§ INSTRUCTIONS FOR THE TASK:
Extract from the listing each line in which the word "mendukung" appears.

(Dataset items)
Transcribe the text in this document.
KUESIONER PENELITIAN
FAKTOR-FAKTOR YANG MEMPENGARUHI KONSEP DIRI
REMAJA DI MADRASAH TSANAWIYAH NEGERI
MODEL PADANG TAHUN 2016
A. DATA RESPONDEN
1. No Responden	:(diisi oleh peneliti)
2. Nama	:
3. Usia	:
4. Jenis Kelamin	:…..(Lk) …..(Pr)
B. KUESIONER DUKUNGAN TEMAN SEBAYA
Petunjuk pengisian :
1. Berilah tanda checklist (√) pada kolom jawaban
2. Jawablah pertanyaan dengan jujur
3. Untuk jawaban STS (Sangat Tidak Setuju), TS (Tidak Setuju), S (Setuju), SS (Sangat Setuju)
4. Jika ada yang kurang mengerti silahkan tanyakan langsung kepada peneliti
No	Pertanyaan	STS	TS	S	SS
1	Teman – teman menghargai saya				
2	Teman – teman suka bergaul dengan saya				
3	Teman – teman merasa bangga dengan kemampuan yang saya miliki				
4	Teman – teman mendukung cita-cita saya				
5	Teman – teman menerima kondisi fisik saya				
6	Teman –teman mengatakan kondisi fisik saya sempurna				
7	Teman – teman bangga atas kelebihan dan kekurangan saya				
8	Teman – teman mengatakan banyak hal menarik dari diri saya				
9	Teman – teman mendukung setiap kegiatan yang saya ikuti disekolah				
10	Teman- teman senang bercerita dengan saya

§ OUTPUT OF THE TASK:
4	Teman – teman mendukung cita-cita saya				
9	Teman – teman mendukung setiap kegiatan yang saya ikuti disekolah				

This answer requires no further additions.